▸ WHAT THE TASK REQUIRES:
Rewrite each line of the data below as a numbered list. Skip blank lines and leave out the pictures.

▸ DATASET EXTRACT:
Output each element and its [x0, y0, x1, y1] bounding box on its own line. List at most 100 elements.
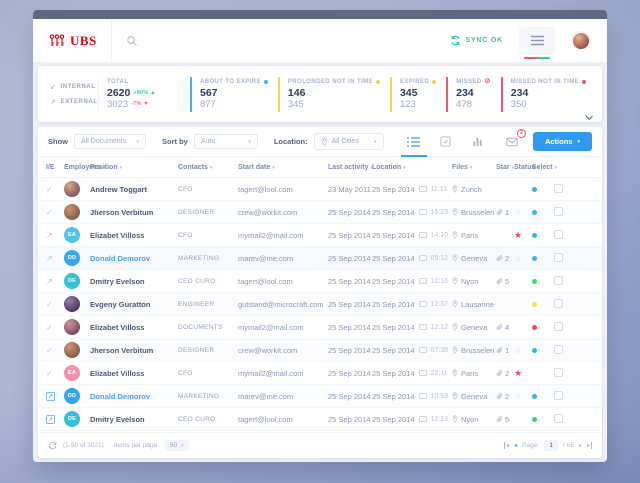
column-header-location[interactable]: Location ▾ — [372, 164, 452, 171]
files-cell[interactable]: 1 — [496, 346, 514, 355]
star-cell[interactable]: ★ — [514, 369, 532, 378]
chat-icon[interactable] — [419, 278, 427, 284]
analytics-view-button[interactable] — [469, 133, 487, 151]
employee-name[interactable]: Dmitry Evelson — [90, 277, 178, 286]
column-header-files[interactable]: Files ▾ — [452, 164, 496, 171]
first-page-button[interactable]: ◂ — [504, 442, 509, 449]
files-cell[interactable]: 1 — [496, 208, 514, 217]
employee-name[interactable]: Jherson Verbitum — [90, 208, 178, 217]
chat-icon[interactable] — [419, 347, 427, 353]
employee-name[interactable]: Elizabet Villoss — [90, 369, 178, 378]
table-row[interactable]: ✓Evgeny GurattonENGINEERgutstand@microcr… — [38, 293, 602, 316]
table-row[interactable]: ↗DDDonald DemorovMARKETINGmarev@me.com25… — [38, 385, 602, 408]
items-per-page-dropdown[interactable]: 50 ▾ — [165, 440, 189, 451]
select-cell[interactable] — [554, 230, 594, 241]
row-checkbox[interactable] — [554, 299, 563, 308]
star-icon[interactable]: ☆ — [514, 254, 522, 263]
contact-email[interactable]: mymail2@mail.com — [238, 369, 328, 378]
row-checkbox[interactable] — [554, 230, 563, 239]
files-cell[interactable]: 5 — [496, 277, 514, 286]
contact-email[interactable]: crew@workit.com — [238, 208, 328, 217]
list-layout-button[interactable] — [405, 133, 423, 151]
row-checkbox[interactable] — [554, 322, 563, 331]
star-cell[interactable]: ☆ — [514, 208, 532, 217]
table-row[interactable]: ↗DDDonald DemorovMARKETINGmarev@me.com25… — [38, 247, 602, 270]
column-header-status[interactable]: Status ▾ — [514, 164, 532, 171]
contact-email[interactable]: mymail2@mail.com — [238, 231, 328, 240]
tasks-view-button[interactable] — [437, 133, 455, 151]
chat-icon[interactable] — [419, 393, 427, 399]
employee-name[interactable]: Andrew Toggart — [90, 185, 178, 194]
search-icon[interactable] — [126, 35, 138, 47]
contact-email[interactable]: marev@me.com — [238, 254, 328, 263]
select-cell[interactable] — [554, 345, 594, 356]
table-row[interactable]: ↗DEDmitry EvelsonCEO CUROtagert@lool.com… — [38, 408, 602, 431]
share-arrow-icon[interactable]: ↗ — [46, 277, 64, 286]
star-cell[interactable]: ★ — [514, 231, 532, 240]
select-cell[interactable] — [554, 391, 594, 402]
contact-email[interactable]: tagert@lool.com — [238, 415, 328, 424]
chat-icon[interactable] — [419, 416, 427, 422]
chat-icon[interactable] — [419, 370, 427, 376]
external-toggle[interactable]: ↗ EXTERNAL — [50, 98, 98, 106]
files-cell[interactable]: 2 — [496, 254, 514, 263]
refresh-icon[interactable] — [48, 441, 57, 450]
next-page-button[interactable]: ▸ — [579, 442, 582, 449]
table-row[interactable]: ↗EAElizabet VillossCFOmymail2@mail.com25… — [38, 224, 602, 247]
table-row[interactable]: ✓Andrew ToggartCFOtagert@lool.com23 May … — [38, 178, 602, 201]
contact-email[interactable]: marev@me.com — [238, 392, 328, 401]
row-checkbox[interactable] — [554, 368, 563, 377]
row-checkbox[interactable] — [554, 184, 563, 193]
files-cell[interactable]: 2 — [496, 369, 514, 378]
location-dropdown[interactable]: All Cities ▾ — [314, 133, 384, 150]
list-view-button[interactable] — [519, 27, 555, 55]
table-row[interactable]: ✓Jherson VerbitumDESIGNERcrew@workit.com… — [38, 201, 602, 224]
chat-icon[interactable] — [419, 186, 427, 192]
show-dropdown[interactable]: All Documents ▾ — [74, 134, 146, 149]
employee-name[interactable]: Donald Demorov — [90, 392, 178, 401]
share-arrow-icon[interactable]: ↗ — [46, 254, 64, 263]
column-header-contacts[interactable]: Contacts ▾ — [178, 164, 238, 171]
table-row[interactable]: ↗DEDmitry EvelsonCEO CUROtagert@lool.com… — [38, 270, 602, 293]
contact-email[interactable]: tagert@lool.com — [238, 185, 328, 194]
column-header-employees[interactable]: Employees ▾ — [64, 164, 90, 171]
row-checkbox[interactable] — [554, 276, 563, 285]
ubs-logo[interactable]: UBS — [33, 19, 112, 62]
external-link-icon[interactable]: ↗ — [46, 392, 55, 401]
star-icon[interactable]: ★ — [514, 231, 522, 240]
select-cell[interactable] — [554, 207, 594, 218]
stats-collapse-chevron-icon[interactable] — [585, 112, 593, 120]
star-icon[interactable]: ☆ — [514, 208, 522, 217]
row-checkbox[interactable] — [554, 391, 563, 400]
actions-button[interactable]: Actions ▾ — [533, 132, 592, 151]
chat-icon[interactable] — [419, 301, 427, 307]
contact-email[interactable]: gutstand@microcraft.com — [238, 300, 328, 309]
chat-icon[interactable] — [419, 255, 427, 261]
select-cell[interactable] — [554, 276, 594, 287]
employee-name[interactable]: Evgeny Guratton — [90, 300, 178, 309]
messages-button[interactable]: 2 — [503, 133, 521, 151]
row-checkbox[interactable] — [554, 253, 563, 262]
column-header-select[interactable]: Select ▾ — [532, 164, 554, 171]
star-cell[interactable]: ☆ — [514, 254, 532, 263]
star-cell[interactable]: ☆ — [514, 392, 532, 401]
select-cell[interactable] — [554, 299, 594, 310]
last-page-button[interactable]: ▸ — [587, 442, 592, 449]
chat-icon[interactable] — [419, 209, 427, 215]
employee-name[interactable]: Jherson Verbitum — [90, 346, 178, 355]
employee-name[interactable]: Dmitry Evelson — [90, 415, 178, 424]
star-icon[interactable]: ☆ — [514, 346, 522, 355]
files-cell[interactable]: 4 — [496, 323, 514, 332]
contact-email[interactable]: crew@workit.com — [238, 346, 328, 355]
employee-name[interactable]: Donald Demorov — [90, 254, 178, 263]
user-avatar[interactable] — [571, 31, 591, 51]
row-checkbox[interactable] — [554, 414, 563, 423]
row-checkbox[interactable] — [554, 207, 563, 216]
table-row[interactable]: ✓Elizabet VillossDOCUMENTSmymail2@mail.c… — [38, 316, 602, 339]
chat-icon[interactable] — [419, 324, 427, 330]
share-arrow-icon[interactable]: ↗ — [46, 231, 64, 240]
external-link-icon[interactable]: ↗ — [46, 415, 55, 424]
files-cell[interactable]: 5 — [496, 415, 514, 424]
employee-name[interactable]: Elizabet Villoss — [90, 323, 178, 332]
select-cell[interactable] — [554, 368, 594, 379]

▸ SOLVED EXERCISE:
1. Output each element and its [x0, y0, x1, y1] bounding box on its own line. List at most 100 elements.
2. column-header-location[interactable]: Location ▾ — [372, 164, 452, 171]
3. files-cell[interactable]: 1 — [496, 346, 514, 355]
4. star-cell[interactable]: ★ — [514, 369, 532, 378]
5. chat-icon[interactable] — [419, 278, 427, 284]
6. analytics-view-button[interactable] — [469, 133, 487, 151]
7. employee-name[interactable]: Dmitry Evelson — [90, 277, 178, 286]
8. column-header-files[interactable]: Files ▾ — [452, 164, 496, 171]
9. first-page-button[interactable]: ◂ — [504, 442, 509, 449]
10. files-cell[interactable]: 1 — [496, 208, 514, 217]
11. employee-name[interactable]: Jherson Verbitum — [90, 208, 178, 217]
12. chat-icon[interactable] — [419, 347, 427, 353]
13. employee-name[interactable]: Elizabet Villoss — [90, 369, 178, 378]
14. table-row[interactable]: ✓Evgeny GurattonENGINEERgutstand@microcr… — [38, 293, 602, 316]
15. table-row[interactable]: ↗DDDonald DemorovMARKETINGmarev@me.com25… — [38, 385, 602, 408]
16. items-per-page-dropdown[interactable]: 50 ▾ — [165, 440, 189, 451]
17. select-cell[interactable] — [554, 230, 594, 241]
18. row-checkbox[interactable] — [554, 299, 563, 308]
19. star-icon[interactable]: ☆ — [514, 254, 522, 263]
20. contact-email[interactable]: mymail2@mail.com — [238, 369, 328, 378]
21. row-checkbox[interactable] — [554, 230, 563, 239]
22. files-cell[interactable]: 5 — [496, 277, 514, 286]
23. contact-email[interactable]: crew@workit.com — [238, 208, 328, 217]
24. list-layout-button[interactable] — [405, 133, 423, 151]
25. row-checkbox[interactable] — [554, 322, 563, 331]
26. star-cell[interactable]: ☆ — [514, 208, 532, 217]
27. table-row[interactable]: ↗DDDonald DemorovMARKETINGmarev@me.com25… — [38, 247, 602, 270]
28. column-header-status[interactable]: Status ▾ — [514, 164, 532, 171]
29. contact-email[interactable]: mymail2@mail.com — [238, 231, 328, 240]
30. tasks-view-button[interactable] — [437, 133, 455, 151]
31. chat-icon[interactable] — [419, 393, 427, 399]
32. employee-name[interactable]: Andrew Toggart — [90, 185, 178, 194]
33. search-icon[interactable] — [126, 35, 138, 47]
34. contact-email[interactable]: marev@me.com — [238, 254, 328, 263]
35. select-cell[interactable] — [554, 345, 594, 356]
36. table-row[interactable]: ↗DEDmitry EvelsonCEO CUROtagert@lool.com… — [38, 408, 602, 431]
37. share-arrow-icon[interactable]: ↗ — [46, 277, 64, 286]
38. star-cell[interactable]: ★ — [514, 231, 532, 240]
39. select-cell[interactable] — [554, 391, 594, 402]
40. contact-email[interactable]: tagert@lool.com — [238, 415, 328, 424]
41. chat-icon[interactable] — [419, 416, 427, 422]
42. chat-icon[interactable] — [419, 370, 427, 376]
43. external-toggle[interactable]: ↗ EXTERNAL — [50, 98, 98, 106]
44. files-cell[interactable]: 2 — [496, 254, 514, 263]
45. refresh-icon[interactable] — [48, 441, 57, 450]
46. next-page-button[interactable]: ▸ — [579, 442, 582, 449]
47. table-row[interactable]: ↗EAElizabet VillossCFOmymail2@mail.com25… — [38, 224, 602, 247]
48. table-row[interactable]: ✓Andrew ToggartCFOtagert@lool.com23 May … — [38, 178, 602, 201]
49. contact-email[interactable]: marev@me.com — [238, 392, 328, 401]
50. row-checkbox[interactable] — [554, 368, 563, 377]
51. row-checkbox[interactable] — [554, 184, 563, 193]
52. files-cell[interactable]: 2 — [496, 369, 514, 378]
53. location-dropdown[interactable]: All Cities ▾ — [314, 133, 384, 150]
54. list-view-button[interactable] — [519, 27, 555, 55]
55. table-row[interactable]: ✓Jherson VerbitumDESIGNERcrew@workit.com… — [38, 201, 602, 224]
56. chat-icon[interactable] — [419, 186, 427, 192]
57. show-dropdown[interactable]: All Documents ▾ — [74, 134, 146, 149]
58. employee-name[interactable]: Donald Demorov — [90, 392, 178, 401]
59. share-arrow-icon[interactable]: ↗ — [46, 254, 64, 263]
60. column-header-contacts[interactable]: Contacts ▾ — [178, 164, 238, 171]
61. table-row[interactable]: ↗DEDmitry EvelsonCEO CUROtagert@lool.com… — [38, 270, 602, 293]
62. contact-email[interactable]: tagert@lool.com — [238, 185, 328, 194]
63. column-header-employees[interactable]: Employees ▾ — [64, 164, 90, 171]
64. row-checkbox[interactable] — [554, 276, 563, 285]
65. ubs-logo[interactable]: UBS — [33, 19, 112, 62]
66. external-link-icon[interactable]: ↗ — [46, 392, 55, 401]
67. star-icon[interactable]: ★ — [514, 231, 522, 240]
68. select-cell[interactable] — [554, 207, 594, 218]
69. stats-collapse-chevron-icon[interactable] — [585, 112, 593, 120]
70. star-icon[interactable]: ☆ — [514, 208, 522, 217]
71. row-checkbox[interactable] — [554, 391, 563, 400]
72. actions-button[interactable]: Actions ▾ — [533, 132, 592, 151]
73. chat-icon[interactable] — [419, 301, 427, 307]
74. contact-email[interactable]: gutstand@microcraft.com — [238, 300, 328, 309]
75. chat-icon[interactable] — [419, 255, 427, 261]
76. select-cell[interactable] — [554, 276, 594, 287]
77. employee-name[interactable]: Evgeny Guratton — [90, 300, 178, 309]
78. messages-button[interactable]: 2 — [503, 133, 521, 151]
79. row-checkbox[interactable] — [554, 253, 563, 262]
80. column-header-select[interactable]: Select ▾ — [532, 164, 554, 171]
81. star-cell[interactable]: ☆ — [514, 254, 532, 263]
82. star-cell[interactable]: ☆ — [514, 392, 532, 401]
83. select-cell[interactable] — [554, 299, 594, 310]
84. last-page-button[interactable]: ▸ — [587, 442, 592, 449]
85. chat-icon[interactable] — [419, 209, 427, 215]
86. employee-name[interactable]: Jherson Verbitum — [90, 346, 178, 355]
87. employee-name[interactable]: Dmitry Evelson — [90, 415, 178, 424]
88. star-icon[interactable]: ☆ — [514, 346, 522, 355]
89. files-cell[interactable]: 4 — [496, 323, 514, 332]
90. contact-email[interactable]: crew@workit.com — [238, 346, 328, 355]
91. employee-name[interactable]: Donald Demorov — [90, 254, 178, 263]
92. user-avatar[interactable] — [571, 31, 591, 51]
93. row-checkbox[interactable] — [554, 414, 563, 423]
94. row-checkbox[interactable] — [554, 207, 563, 216]
95. table-row[interactable]: ✓Elizabet VillossDOCUMENTSmymail2@mail.c… — [38, 316, 602, 339]
96. chat-icon[interactable] — [419, 324, 427, 330]
97. share-arrow-icon[interactable]: ↗ — [46, 231, 64, 240]
98. external-link-icon[interactable]: ↗ — [46, 415, 55, 424]
99. files-cell[interactable]: 5 — [496, 415, 514, 424]
100. employee-name[interactable]: Elizabet Villoss — [90, 323, 178, 332]
101. select-cell[interactable] — [554, 368, 594, 379]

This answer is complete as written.